• RECORDED INFORMATION:
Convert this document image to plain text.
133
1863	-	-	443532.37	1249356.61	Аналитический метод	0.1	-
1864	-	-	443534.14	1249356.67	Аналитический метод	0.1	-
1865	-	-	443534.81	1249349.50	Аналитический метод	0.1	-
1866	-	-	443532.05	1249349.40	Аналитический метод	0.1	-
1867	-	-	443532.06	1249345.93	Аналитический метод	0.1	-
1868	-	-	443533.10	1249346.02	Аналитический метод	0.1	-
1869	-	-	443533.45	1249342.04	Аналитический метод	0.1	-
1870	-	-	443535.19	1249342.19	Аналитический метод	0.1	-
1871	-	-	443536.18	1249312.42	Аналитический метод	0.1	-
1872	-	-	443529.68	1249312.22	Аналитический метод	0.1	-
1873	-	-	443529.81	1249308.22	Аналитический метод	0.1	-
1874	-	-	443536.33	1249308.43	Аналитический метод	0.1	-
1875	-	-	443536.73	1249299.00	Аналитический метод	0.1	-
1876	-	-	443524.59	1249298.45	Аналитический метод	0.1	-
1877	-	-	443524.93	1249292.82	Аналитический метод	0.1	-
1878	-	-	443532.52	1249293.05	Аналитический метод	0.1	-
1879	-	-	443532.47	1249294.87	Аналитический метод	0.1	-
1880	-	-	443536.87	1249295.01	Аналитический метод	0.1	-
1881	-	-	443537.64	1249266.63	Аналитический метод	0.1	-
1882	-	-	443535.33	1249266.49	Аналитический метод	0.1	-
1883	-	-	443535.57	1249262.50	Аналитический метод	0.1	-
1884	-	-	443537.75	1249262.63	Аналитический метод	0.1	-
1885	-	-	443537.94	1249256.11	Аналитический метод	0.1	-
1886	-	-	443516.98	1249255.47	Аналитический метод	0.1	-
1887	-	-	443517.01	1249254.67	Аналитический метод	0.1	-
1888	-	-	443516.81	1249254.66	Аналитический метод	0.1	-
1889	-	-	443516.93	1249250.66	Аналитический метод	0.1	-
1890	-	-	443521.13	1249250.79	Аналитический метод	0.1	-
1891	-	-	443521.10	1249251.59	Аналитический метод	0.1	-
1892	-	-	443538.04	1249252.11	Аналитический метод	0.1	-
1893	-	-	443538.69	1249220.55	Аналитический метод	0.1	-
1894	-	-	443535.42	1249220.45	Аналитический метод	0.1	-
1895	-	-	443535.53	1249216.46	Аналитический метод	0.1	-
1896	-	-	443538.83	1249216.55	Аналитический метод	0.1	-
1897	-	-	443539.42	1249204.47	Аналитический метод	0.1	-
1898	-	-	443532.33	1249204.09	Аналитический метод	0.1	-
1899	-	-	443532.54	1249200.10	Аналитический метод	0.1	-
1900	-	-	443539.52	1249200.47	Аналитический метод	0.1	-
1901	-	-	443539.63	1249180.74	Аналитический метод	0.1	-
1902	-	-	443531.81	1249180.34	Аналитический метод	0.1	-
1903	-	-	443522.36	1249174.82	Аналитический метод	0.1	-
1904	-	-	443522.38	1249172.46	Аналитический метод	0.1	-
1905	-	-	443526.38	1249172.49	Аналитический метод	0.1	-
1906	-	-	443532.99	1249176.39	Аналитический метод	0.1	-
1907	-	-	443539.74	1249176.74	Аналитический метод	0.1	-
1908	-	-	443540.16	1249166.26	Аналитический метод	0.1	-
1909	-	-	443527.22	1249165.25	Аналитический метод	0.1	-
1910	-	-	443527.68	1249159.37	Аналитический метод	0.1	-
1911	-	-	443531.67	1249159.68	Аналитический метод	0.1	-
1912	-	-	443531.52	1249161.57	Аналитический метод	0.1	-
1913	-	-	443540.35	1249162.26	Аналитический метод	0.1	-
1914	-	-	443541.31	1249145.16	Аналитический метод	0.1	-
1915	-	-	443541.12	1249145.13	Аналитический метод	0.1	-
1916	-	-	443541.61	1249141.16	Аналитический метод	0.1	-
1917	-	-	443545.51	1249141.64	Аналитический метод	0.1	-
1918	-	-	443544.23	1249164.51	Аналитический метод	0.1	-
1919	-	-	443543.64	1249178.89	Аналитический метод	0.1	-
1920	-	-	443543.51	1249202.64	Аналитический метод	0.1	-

• THE TASK:
Give back all the data exactly as written.

• SOLVED PROBLEM:
Convert this document image to plain text.
133
1863	-	-	443532.37	1249356.61	Аналитический метод	0.1	-
1864	-	-	443534.14	1249356.67	Аналитический метод	0.1	-
1865	-	-	443534.81	1249349.50	Аналитический метод	0.1	-
1866	-	-	443532.05	1249349.40	Аналитический метод	0.1	-
1867	-	-	443532.06	1249345.93	Аналитический метод	0.1	-
1868	-	-	443533.10	1249346.02	Аналитический метод	0.1	-
1869	-	-	443533.45	1249342.04	Аналитический метод	0.1	-
1870	-	-	443535.19	1249342.19	Аналитический метод	0.1	-
1871	-	-	443536.18	1249312.42	Аналитический метод	0.1	-
1872	-	-	443529.68	1249312.22	Аналитический метод	0.1	-
1873	-	-	443529.81	1249308.22	Аналитический метод	0.1	-
1874	-	-	443536.33	1249308.43	Аналитический метод	0.1	-
1875	-	-	443536.73	1249299.00	Аналитический метод	0.1	-
1876	-	-	443524.59	1249298.45	Аналитический метод	0.1	-
1877	-	-	443524.93	1249292.82	Аналитический метод	0.1	-
1878	-	-	443532.52	1249293.05	Аналитический метод	0.1	-
1879	-	-	443532.47	1249294.87	Аналитический метод	0.1	-
1880	-	-	443536.87	1249295.01	Аналитический метод	0.1	-
1881	-	-	443537.64	1249266.63	Аналитический метод	0.1	-
1882	-	-	443535.33	1249266.49	Аналитический метод	0.1	-
1883	-	-	443535.57	1249262.50	Аналитический метод	0.1	-
1884	-	-	443537.75	1249262.63	Аналитический метод	0.1	-
1885	-	-	443537.94	1249256.11	Аналитический метод	0.1	-
1886	-	-	443516.98	1249255.47	Аналитический метод	0.1	-
1887	-	-	443517.01	1249254.67	Аналитический метод	0.1	-
1888	-	-	443516.81	1249254.66	Аналитический метод	0.1	-
1889	-	-	443516.93	1249250.66	Аналитический метод	0.1	-
1890	-	-	443521.13	1249250.79	Аналитический метод	0.1	-
1891	-	-	443521.10	1249251.59	Аналитический метод	0.1	-
1892	-	-	443538.04	1249252.11	Аналитический метод	0.1	-
1893	-	-	443538.69	1249220.55	Аналитический метод	0.1	-
1894	-	-	443535.42	1249220.45	Аналитический метод	0.1	-
1895	-	-	443535.53	1249216.46	Аналитический метод	0.1	-
1896	-	-	443538.83	1249216.55	Аналитический метод	0.1	-
1897	-	-	443539.42	1249204.47	Аналитический метод	0.1	-
1898	-	-	443532.33	1249204.09	Аналитический метод	0.1	-
1899	-	-	443532.54	1249200.10	Аналитический метод	0.1	-
1900	-	-	443539.52	1249200.47	Аналитический метод	0.1	-
1901	-	-	443539.63	1249180.74	Аналитический метод	0.1	-
1902	-	-	443531.81	1249180.34	Аналитический метод	0.1	-
1903	-	-	443522.36	1249174.82	Аналитический метод	0.1	-
1904	-	-	443522.38	1249172.46	Аналитический метод	0.1	-
1905	-	-	443526.38	1249172.49	Аналитический метод	0.1	-
1906	-	-	443532.99	1249176.39	Аналитический метод	0.1	-
1907	-	-	443539.74	1249176.74	Аналитический метод	0.1	-
1908	-	-	443540.16	1249166.26	Аналитический метод	0.1	-
1909	-	-	443527.22	1249165.25	Аналитический метод	0.1	-
1910	-	-	443527.68	1249159.37	Аналитический метод	0.1	-
1911	-	-	443531.67	1249159.68	Аналитический метод	0.1	-
1912	-	-	443531.52	1249161.57	Аналитический метод	0.1	-
1913	-	-	443540.35	1249162.26	Аналитический метод	0.1	-
1914	-	-	443541.31	1249145.16	Аналитический метод	0.1	-
1915	-	-	443541.12	1249145.13	Аналитический метод	0.1	-
1916	-	-	443541.61	1249141.16	Аналитический метод	0.1	-
1917	-	-	443545.51	1249141.64	Аналитический метод	0.1	-
1918	-	-	443544.23	1249164.51	Аналитический метод	0.1	-
1919	-	-	443543.64	1249178.89	Аналитический метод	0.1	-
1920	-	-	443543.51	1249202.64	Аналитический метод	0.1	-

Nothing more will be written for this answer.